▶ [THE EXERCISE]:
Your task is to reproduce the entries below word for word.

=====

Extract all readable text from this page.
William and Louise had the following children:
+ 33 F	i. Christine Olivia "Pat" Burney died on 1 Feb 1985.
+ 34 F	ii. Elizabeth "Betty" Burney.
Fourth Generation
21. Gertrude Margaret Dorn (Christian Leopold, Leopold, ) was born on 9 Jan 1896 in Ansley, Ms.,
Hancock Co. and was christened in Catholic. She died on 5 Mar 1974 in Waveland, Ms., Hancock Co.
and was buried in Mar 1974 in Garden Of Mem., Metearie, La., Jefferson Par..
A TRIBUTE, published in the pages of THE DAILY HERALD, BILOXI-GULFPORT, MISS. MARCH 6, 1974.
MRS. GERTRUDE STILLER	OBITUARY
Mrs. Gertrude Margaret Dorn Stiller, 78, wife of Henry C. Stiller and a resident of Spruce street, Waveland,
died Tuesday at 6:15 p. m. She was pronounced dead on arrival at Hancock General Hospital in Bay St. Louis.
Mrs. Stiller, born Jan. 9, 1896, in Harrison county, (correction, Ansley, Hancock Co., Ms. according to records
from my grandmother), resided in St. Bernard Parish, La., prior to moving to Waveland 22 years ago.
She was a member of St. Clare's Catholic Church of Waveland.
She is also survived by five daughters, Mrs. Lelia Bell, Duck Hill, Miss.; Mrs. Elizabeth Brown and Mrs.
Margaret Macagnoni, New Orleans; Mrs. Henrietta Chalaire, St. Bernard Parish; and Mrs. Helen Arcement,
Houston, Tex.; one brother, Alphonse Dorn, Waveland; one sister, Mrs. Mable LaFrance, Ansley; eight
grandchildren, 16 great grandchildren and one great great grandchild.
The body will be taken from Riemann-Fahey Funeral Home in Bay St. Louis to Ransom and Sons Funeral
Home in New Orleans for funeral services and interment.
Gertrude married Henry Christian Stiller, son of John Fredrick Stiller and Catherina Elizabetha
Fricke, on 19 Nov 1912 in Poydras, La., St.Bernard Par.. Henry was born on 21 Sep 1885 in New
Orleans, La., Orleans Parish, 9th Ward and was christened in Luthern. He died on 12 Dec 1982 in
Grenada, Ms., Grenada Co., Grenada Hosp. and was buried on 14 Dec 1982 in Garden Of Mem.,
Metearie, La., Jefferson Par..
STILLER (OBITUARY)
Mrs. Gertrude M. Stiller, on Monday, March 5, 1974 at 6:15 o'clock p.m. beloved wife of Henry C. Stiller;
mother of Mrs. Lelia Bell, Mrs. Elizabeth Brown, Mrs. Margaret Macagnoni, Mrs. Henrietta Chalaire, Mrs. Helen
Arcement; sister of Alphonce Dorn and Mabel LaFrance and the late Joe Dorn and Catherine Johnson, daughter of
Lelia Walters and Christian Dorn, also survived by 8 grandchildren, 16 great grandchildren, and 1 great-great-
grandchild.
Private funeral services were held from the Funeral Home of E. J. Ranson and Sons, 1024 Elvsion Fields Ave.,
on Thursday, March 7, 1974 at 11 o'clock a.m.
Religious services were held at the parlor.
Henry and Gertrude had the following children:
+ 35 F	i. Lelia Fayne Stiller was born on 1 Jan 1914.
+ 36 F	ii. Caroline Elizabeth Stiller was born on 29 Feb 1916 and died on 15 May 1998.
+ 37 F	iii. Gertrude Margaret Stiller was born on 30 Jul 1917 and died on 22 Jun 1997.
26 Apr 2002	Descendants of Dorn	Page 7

=====

▶ [THE SOLUTION]:
Extract all readable text from this page.
William and Louise had the following children:
+ 33 F	i. Christine Olivia "Pat" Burney died on 1 Feb 1985.
+ 34 F	ii. Elizabeth "Betty" Burney.
Fourth Generation
21. Gertrude Margaret Dorn (Christian Leopold, Leopold, ) was born on 9 Jan 1896 in Ansley, Ms.,
Hancock Co. and was christened in Catholic. She died on 5 Mar 1974 in Waveland, Ms., Hancock Co.
and was buried in Mar 1974 in Garden Of Mem., Metearie, La., Jefferson Par..
A TRIBUTE, published in the pages of THE DAILY HERALD, BILOXI-GULFPORT, MISS. MARCH 6, 1974.
MRS. GERTRUDE STILLER	OBITUARY
Mrs. Gertrude Margaret Dorn Stiller, 78, wife of Henry C. Stiller and a resident of Spruce street, Waveland,
died Tuesday at 6:15 p. m. She was pronounced dead on arrival at Hancock General Hospital in Bay St. Louis.
Mrs. Stiller, born Jan. 9, 1896, in Harrison county, (correction, Ansley, Hancock Co., Ms. according to records
from my grandmother), resided in St. Bernard Parish, La., prior to moving to Waveland 22 years ago.
She was a member of St. Clare's Catholic Church of Waveland.
She is also survived by five daughters, Mrs. Lelia Bell, Duck Hill, Miss.; Mrs. Elizabeth Brown and Mrs.
Margaret Macagnoni, New Orleans; Mrs. Henrietta Chalaire, St. Bernard Parish; and Mrs. Helen Arcement,
Houston, Tex.; one brother, Alphonse Dorn, Waveland; one sister, Mrs. Mable LaFrance, Ansley; eight
grandchildren, 16 great grandchildren and one great great grandchild.
The body will be taken from Riemann-Fahey Funeral Home in Bay St. Louis to Ransom and Sons Funeral
Home in New Orleans for funeral services and interment.
Gertrude married Henry Christian Stiller, son of John Fredrick Stiller and Catherina Elizabetha
Fricke, on 19 Nov 1912 in Poydras, La., St.Bernard Par.. Henry was born on 21 Sep 1885 in New
Orleans, La., Orleans Parish, 9th Ward and was christened in Luthern. He died on 12 Dec 1982 in
Grenada, Ms., Grenada Co., Grenada Hosp. and was buried on 14 Dec 1982 in Garden Of Mem.,
Metearie, La., Jefferson Par..
STILLER (OBITUARY)
Mrs. Gertrude M. Stiller, on Monday, March 5, 1974 at 6:15 o'clock p.m. beloved wife of Henry C. Stiller;
mother of Mrs. Lelia Bell, Mrs. Elizabeth Brown, Mrs. Margaret Macagnoni, Mrs. Henrietta Chalaire, Mrs. Helen
Arcement; sister of Alphonce Dorn and Mabel LaFrance and the late Joe Dorn and Catherine Johnson, daughter of
Lelia Walters and Christian Dorn, also survived by 8 grandchildren, 16 great grandchildren, and 1 great-great-
grandchild.
Private funeral services were held from the Funeral Home of E. J. Ranson and Sons, 1024 Elvsion Fields Ave.,
on Thursday, March 7, 1974 at 11 o'clock a.m.
Religious services were held at the parlor.
Henry and Gertrude had the following children:
+ 35 F	i. Lelia Fayne Stiller was born on 1 Jan 1914.
+ 36 F	ii. Caroline Elizabeth Stiller was born on 29 Feb 1916 and died on 15 May 1998.
+ 37 F	iii. Gertrude Margaret Stiller was born on 30 Jul 1917 and died on 22 Jun 1997.
26 Apr 2002	Descendants of Dorn	Page 7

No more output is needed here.